Exercise inputs >>
•••••

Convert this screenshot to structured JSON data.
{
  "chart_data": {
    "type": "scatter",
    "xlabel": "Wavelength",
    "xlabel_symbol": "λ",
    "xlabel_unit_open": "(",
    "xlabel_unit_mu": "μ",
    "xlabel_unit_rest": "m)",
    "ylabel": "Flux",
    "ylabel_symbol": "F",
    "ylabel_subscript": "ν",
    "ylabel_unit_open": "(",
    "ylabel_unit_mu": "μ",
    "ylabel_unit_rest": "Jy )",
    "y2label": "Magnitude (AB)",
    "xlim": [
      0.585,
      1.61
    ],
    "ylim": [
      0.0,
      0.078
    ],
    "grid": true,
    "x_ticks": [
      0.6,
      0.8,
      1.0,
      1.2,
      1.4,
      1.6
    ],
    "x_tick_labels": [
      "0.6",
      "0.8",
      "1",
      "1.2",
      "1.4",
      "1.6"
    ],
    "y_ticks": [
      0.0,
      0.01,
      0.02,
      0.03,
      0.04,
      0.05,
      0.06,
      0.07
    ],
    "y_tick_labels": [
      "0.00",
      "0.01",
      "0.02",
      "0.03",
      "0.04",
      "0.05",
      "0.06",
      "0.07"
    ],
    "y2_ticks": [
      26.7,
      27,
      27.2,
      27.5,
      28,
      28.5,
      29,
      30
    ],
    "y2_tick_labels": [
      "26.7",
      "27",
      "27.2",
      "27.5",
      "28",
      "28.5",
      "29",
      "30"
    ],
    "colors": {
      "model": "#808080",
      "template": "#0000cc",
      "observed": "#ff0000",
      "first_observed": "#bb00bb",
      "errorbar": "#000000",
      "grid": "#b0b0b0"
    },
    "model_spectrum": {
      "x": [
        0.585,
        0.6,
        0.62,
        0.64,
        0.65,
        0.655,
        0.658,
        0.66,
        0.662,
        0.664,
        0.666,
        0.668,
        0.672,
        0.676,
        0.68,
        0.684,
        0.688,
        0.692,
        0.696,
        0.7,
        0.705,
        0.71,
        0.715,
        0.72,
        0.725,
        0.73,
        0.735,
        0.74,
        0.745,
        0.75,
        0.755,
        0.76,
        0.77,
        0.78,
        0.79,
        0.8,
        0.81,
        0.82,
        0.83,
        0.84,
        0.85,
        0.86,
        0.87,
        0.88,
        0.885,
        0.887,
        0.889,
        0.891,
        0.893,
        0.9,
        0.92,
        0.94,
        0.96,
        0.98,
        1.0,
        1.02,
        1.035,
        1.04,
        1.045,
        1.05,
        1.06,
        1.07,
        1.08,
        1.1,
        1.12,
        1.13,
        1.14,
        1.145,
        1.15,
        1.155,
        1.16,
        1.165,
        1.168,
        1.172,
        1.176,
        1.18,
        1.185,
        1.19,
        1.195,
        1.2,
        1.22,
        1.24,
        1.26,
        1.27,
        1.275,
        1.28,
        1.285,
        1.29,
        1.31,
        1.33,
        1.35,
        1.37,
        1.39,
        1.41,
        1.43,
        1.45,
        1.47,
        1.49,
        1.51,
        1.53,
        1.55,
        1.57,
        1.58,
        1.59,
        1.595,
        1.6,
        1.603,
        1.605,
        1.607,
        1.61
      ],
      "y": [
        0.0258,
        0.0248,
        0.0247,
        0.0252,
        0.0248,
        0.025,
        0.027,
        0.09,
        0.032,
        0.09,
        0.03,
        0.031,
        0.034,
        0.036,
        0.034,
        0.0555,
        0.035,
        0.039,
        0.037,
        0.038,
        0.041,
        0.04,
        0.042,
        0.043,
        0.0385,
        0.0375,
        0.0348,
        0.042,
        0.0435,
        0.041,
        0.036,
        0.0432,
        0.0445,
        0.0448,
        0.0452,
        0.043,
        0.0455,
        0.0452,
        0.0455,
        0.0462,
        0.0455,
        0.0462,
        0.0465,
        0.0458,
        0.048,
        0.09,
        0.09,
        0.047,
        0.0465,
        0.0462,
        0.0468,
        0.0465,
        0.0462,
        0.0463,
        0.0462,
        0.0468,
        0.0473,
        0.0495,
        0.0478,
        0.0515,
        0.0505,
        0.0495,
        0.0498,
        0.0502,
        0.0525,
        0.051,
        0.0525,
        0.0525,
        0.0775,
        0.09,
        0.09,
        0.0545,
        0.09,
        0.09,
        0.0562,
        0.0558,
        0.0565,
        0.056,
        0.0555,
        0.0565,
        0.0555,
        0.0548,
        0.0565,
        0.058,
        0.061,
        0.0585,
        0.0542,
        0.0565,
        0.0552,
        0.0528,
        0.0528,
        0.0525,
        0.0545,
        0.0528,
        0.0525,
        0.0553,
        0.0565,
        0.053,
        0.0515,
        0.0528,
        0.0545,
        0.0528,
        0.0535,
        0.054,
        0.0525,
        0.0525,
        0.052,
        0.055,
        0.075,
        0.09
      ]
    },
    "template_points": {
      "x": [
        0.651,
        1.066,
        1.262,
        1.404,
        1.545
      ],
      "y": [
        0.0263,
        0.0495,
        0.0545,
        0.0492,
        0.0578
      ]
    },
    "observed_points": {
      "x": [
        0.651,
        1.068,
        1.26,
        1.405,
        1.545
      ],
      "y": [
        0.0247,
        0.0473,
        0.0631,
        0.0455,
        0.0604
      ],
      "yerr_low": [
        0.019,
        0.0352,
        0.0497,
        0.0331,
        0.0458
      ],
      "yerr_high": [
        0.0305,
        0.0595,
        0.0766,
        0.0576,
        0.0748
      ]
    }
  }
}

•••••

Write out all of the records above exactly as they appear.

Final result >>
Convert this screenshot to structured JSON data.
{
  "chart_data": {
    "type": "scatter",
    "xlabel": "Wavelength",
    "xlabel_symbol": "λ",
    "xlabel_unit_open": "(",
    "xlabel_unit_mu": "μ",
    "xlabel_unit_rest": "m)",
    "ylabel": "Flux",
    "ylabel_symbol": "F",
    "ylabel_subscript": "ν",
    "ylabel_unit_open": "(",
    "ylabel_unit_mu": "μ",
    "ylabel_unit_rest": "Jy )",
    "y2label": "Magnitude (AB)",
    "xlim": [
      0.585,
      1.61
    ],
    "ylim": [
      0.0,
      0.078
    ],
    "grid": true,
    "x_ticks": [
      0.6,
      0.8,
      1.0,
      1.2,
      1.4,
      1.6
    ],
    "x_tick_labels": [
      "0.6",
      "0.8",
      "1",
      "1.2",
      "1.4",
      "1.6"
    ],
    "y_ticks": [
      0.0,
      0.01,
      0.02,
      0.03,
      0.04,
      0.05,
      0.06,
      0.07
    ],
    "y_tick_labels": [
      "0.00",
      "0.01",
      "0.02",
      "0.03",
      "0.04",
      "0.05",
      "0.06",
      "0.07"
    ],
    "y2_ticks": [
      26.7,
      27,
      27.2,
      27.5,
      28,
      28.5,
      29,
      30
    ],
    "y2_tick_labels": [
      "26.7",
      "27",
      "27.2",
      "27.5",
      "28",
      "28.5",
      "29",
      "30"
    ],
    "colors": {
      "model": "#808080",
      "template": "#0000cc",
      "observed": "#ff0000",
      "first_observed": "#bb00bb",
      "errorbar": "#000000",
      "grid": "#b0b0b0"
    },
    "model_spectrum": {
      "x": [
        0.585,
        0.6,
        0.62,
        0.64,
        0.65,
        0.655,
        0.658,
        0.66,
        0.662,
        0.664,
        0.666,
        0.668,
        0.672,
        0.676,
        0.68,
        0.684,
        0.688,
        0.692,
        0.696,
        0.7,
        0.705,
        0.71,
        0.715,
        0.72,
        0.725,
        0.73,
        0.735,
        0.74,
        0.745,
        0.75,
        0.755,
        0.76,
        0.77,
        0.78,
        0.79,
        0.8,
        0.81,
        0.82,
        0.83,
        0.84,
        0.85,
        0.86,
        0.87,
        0.88,
        0.885,
        0.887,
        0.889,
        0.891,
        0.893,
        0.9,
        0.92,
        0.94,
        0.96,
        0.98,
        1.0,
        1.02,
        1.035,
        1.04,
        1.045,
        1.05,
        1.06,
        1.07,
        1.08,
        1.1,
        1.12,
        1.13,
        1.14,
        1.145,
        1.15,
        1.155,
        1.16,
        1.165,
        1.168,
        1.172,
        1.176,
        1.18,
        1.185,
        1.19,
        1.195,
        1.2,
        1.22,
        1.24,
        1.26,
        1.27,
        1.275,
        1.28,
        1.285,
        1.29,
        1.31,
        1.33,
        1.35,
        1.37,
        1.39,
        1.41,
        1.43,
        1.45,
        1.47,
        1.49,
        1.51,
        1.53,
        1.55,
        1.57,
        1.58,
        1.59,
        1.595,
        1.6,
        1.603,
        1.605,
        1.607,
        1.61
      ],
      "y": [
        0.0258,
        0.0248,
        0.0247,
        0.0252,
        0.0248,
        0.025,
        0.027,
        0.09,
        0.032,
        0.09,
        0.03,
        0.031,
        0.034,
        0.036,
        0.034,
        0.0555,
        0.035,
        0.039,
        0.037,
        0.038,
        0.041,
        0.04,
        0.042,
        0.043,
        0.0385,
        0.0375,
        0.0348,
        0.042,
        0.0435,
        0.041,
        0.036,
        0.0432,
        0.0445,
        0.0448,
        0.0452,
        0.043,
        0.0455,
        0.0452,
        0.0455,
        0.0462,
        0.0455,
        0.0462,
        0.0465,
        0.0458,
        0.048,
        0.09,
        0.09,
        0.047,
        0.0465,
        0.0462,
        0.0468,
        0.0465,
        0.0462,
        0.0463,
        0.0462,
        0.0468,
        0.0473,
        0.0495,
        0.0478,
        0.0515,
        0.0505,
        0.0495,
        0.0498,
        0.0502,
        0.0525,
        0.051,
        0.0525,
        0.0525,
        0.0775,
        0.09,
        0.09,
        0.0545,
        0.09,
        0.09,
        0.0562,
        0.0558,
        0.0565,
        0.056,
        0.0555,
        0.0565,
        0.0555,
        0.0548,
        0.0565,
        0.058,
        0.061,
        0.0585,
        0.0542,
        0.0565,
        0.0552,
        0.0528,
        0.0528,
        0.0525,
        0.0545,
        0.0528,
        0.0525,
        0.0553,
        0.0565,
        0.053,
        0.0515,
        0.0528,
        0.0545,
        0.0528,
        0.0535,
        0.054,
        0.0525,
        0.0525,
        0.052,
        0.055,
        0.075,
        0.09
      ]
    },
    "template_points": {
      "x": [
        0.651,
        1.066,
        1.262,
        1.404,
        1.545
      ],
      "y": [
        0.0263,
        0.0495,
        0.0545,
        0.0492,
        0.0578
      ]
    },
    "observed_points": {
      "x": [
        0.651,
        1.068,
        1.26,
        1.405,
        1.545
      ],
      "y": [
        0.0247,
        0.0473,
        0.0631,
        0.0455,
        0.0604
      ],
      "yerr_low": [
        0.019,
        0.0352,
        0.0497,
        0.0331,
        0.0458
      ],
      "yerr_high": [
        0.0305,
        0.0595,
        0.0766,
        0.0576,
        0.0748
      ]
    }
  }
}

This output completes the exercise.